**Provided data**

============================================================

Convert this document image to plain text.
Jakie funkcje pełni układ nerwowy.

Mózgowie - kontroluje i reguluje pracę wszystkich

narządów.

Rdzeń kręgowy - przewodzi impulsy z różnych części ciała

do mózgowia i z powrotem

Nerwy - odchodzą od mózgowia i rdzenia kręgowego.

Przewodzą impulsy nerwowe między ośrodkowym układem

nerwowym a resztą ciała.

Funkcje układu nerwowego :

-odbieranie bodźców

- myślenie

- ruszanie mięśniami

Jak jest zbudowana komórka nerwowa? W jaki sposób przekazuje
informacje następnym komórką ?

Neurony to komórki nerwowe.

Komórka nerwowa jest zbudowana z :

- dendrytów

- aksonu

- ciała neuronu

============================================================

From the material above, gather all lines that include the string "zbudowana" and copy them.

**Completed task**
Jak jest zbudowana komórka nerwowa? W jaki sposób przekazuje
Komórka nerwowa jest zbudowana z :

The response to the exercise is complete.